— start of DATASET RECORDS —
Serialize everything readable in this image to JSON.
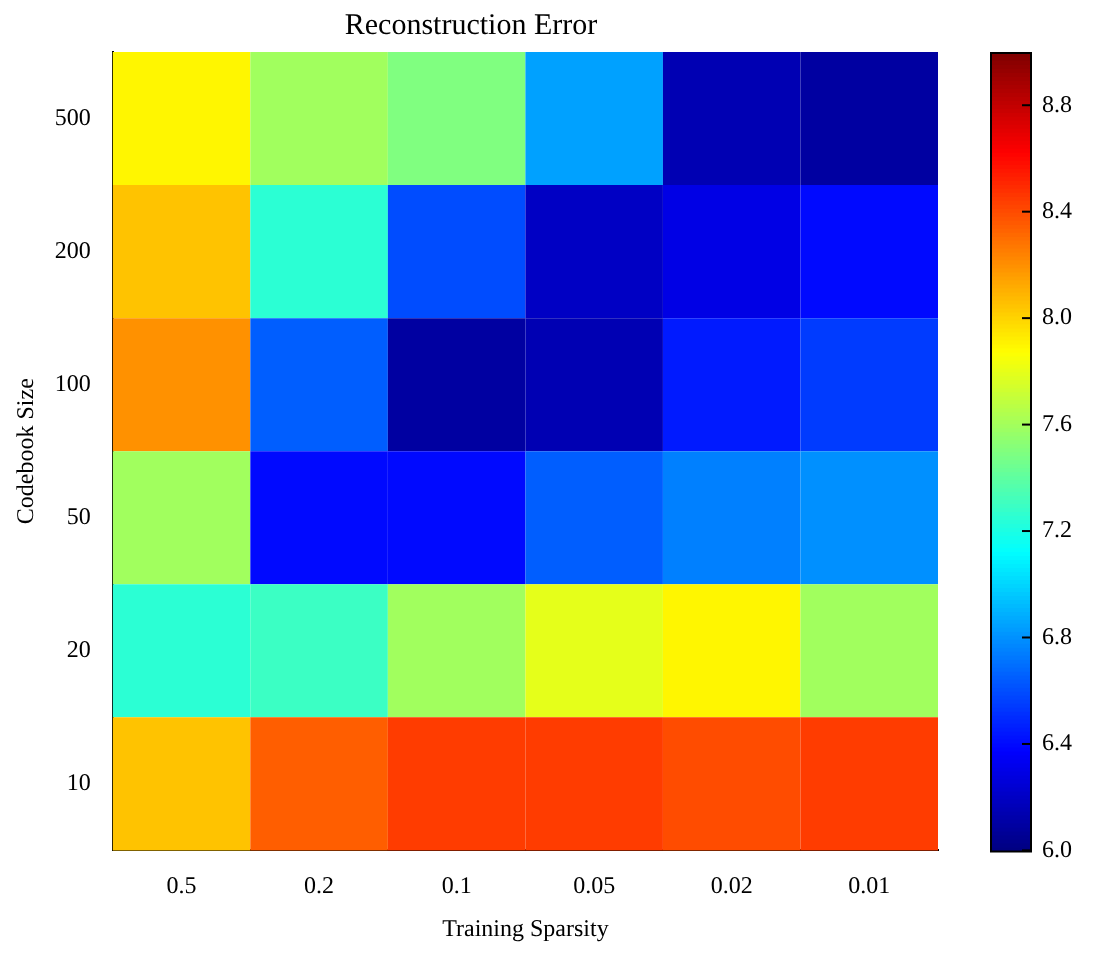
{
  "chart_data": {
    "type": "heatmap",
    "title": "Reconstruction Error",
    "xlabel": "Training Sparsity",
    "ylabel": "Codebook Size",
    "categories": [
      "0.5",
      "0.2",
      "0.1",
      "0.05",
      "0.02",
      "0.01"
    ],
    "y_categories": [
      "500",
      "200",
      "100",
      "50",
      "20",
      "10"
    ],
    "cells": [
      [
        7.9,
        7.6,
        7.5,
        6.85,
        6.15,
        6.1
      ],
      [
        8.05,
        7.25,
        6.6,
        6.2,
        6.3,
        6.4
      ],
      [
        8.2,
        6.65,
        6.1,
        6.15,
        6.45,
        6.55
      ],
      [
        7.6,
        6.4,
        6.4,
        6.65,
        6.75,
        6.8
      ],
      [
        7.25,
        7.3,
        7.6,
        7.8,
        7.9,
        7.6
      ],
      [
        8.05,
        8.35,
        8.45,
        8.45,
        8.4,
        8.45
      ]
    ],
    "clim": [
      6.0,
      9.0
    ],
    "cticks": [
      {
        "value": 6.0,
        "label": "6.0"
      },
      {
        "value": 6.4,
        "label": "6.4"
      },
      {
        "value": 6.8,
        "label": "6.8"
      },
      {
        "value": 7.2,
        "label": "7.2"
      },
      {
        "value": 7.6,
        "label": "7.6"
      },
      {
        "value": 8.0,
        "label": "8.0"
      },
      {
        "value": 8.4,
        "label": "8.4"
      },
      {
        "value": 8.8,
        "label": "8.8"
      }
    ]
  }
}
— end of DATASET RECORDS —
— start of DATASET RECORDS —
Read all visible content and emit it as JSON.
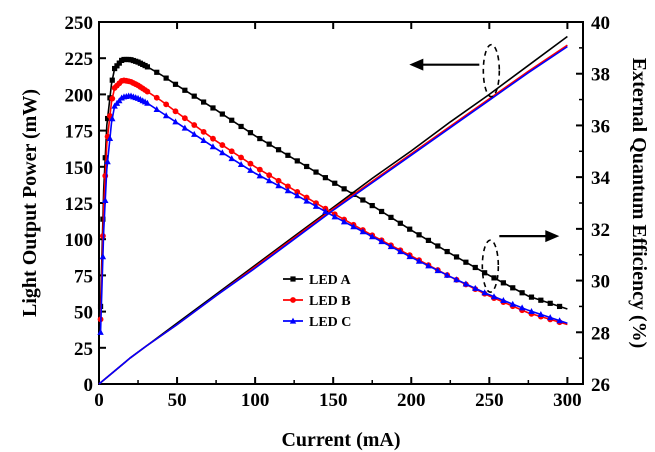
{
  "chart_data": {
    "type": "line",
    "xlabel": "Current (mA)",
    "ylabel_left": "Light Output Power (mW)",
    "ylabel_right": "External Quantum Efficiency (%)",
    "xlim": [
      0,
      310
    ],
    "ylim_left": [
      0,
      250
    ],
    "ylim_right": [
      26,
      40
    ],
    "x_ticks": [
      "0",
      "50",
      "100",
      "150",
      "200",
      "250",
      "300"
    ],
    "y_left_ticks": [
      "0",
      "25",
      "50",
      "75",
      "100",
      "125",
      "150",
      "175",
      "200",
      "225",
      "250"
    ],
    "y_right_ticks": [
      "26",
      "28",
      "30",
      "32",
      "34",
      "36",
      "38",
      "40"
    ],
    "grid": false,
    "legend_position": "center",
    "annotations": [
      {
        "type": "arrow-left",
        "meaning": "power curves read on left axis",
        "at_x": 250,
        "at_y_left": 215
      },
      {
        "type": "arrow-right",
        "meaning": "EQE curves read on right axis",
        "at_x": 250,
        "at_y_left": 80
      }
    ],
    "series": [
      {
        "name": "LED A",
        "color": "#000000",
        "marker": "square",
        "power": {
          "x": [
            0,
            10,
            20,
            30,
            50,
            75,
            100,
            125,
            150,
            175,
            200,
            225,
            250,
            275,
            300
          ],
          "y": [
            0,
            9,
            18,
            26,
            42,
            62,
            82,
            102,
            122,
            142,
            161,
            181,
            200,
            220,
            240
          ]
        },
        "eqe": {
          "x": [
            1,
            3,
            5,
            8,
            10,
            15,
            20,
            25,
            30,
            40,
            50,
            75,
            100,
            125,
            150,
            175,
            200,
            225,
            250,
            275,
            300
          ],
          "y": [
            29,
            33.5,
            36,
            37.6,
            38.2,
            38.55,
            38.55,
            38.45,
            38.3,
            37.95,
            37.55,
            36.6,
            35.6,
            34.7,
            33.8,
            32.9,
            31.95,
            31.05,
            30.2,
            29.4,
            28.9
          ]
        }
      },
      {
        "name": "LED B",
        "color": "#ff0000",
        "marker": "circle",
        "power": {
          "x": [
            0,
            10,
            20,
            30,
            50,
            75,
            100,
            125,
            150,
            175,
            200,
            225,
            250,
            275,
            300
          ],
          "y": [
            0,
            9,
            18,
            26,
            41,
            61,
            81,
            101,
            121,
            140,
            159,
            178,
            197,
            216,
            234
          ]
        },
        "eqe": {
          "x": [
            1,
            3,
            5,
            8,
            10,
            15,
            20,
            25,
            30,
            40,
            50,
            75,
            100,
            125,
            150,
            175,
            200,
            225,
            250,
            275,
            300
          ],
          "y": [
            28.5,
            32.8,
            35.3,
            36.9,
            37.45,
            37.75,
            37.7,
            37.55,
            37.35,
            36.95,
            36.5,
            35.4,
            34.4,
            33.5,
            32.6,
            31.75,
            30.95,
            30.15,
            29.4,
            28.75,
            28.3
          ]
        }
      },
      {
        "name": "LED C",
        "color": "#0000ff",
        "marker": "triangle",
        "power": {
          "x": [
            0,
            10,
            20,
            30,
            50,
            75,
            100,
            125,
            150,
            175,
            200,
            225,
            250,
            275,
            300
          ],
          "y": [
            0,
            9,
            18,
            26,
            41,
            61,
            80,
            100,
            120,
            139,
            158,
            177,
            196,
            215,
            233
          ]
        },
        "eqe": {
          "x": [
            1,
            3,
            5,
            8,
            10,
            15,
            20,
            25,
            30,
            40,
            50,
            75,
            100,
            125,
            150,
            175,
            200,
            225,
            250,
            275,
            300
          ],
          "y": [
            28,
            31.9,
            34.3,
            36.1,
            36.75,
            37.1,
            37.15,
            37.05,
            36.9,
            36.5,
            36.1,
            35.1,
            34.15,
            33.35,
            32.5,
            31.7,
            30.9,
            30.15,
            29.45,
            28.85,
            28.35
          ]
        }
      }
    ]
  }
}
— end of DATASET RECORDS —
**WHAT NEEDS TO BE DONE:**
Using the data above, copy each line that contains "JSON".

**OUTPUT FOR THIS EXERCISE:**
Serialize everything readable in this image to JSON.
Read all visible content and emit it as JSON.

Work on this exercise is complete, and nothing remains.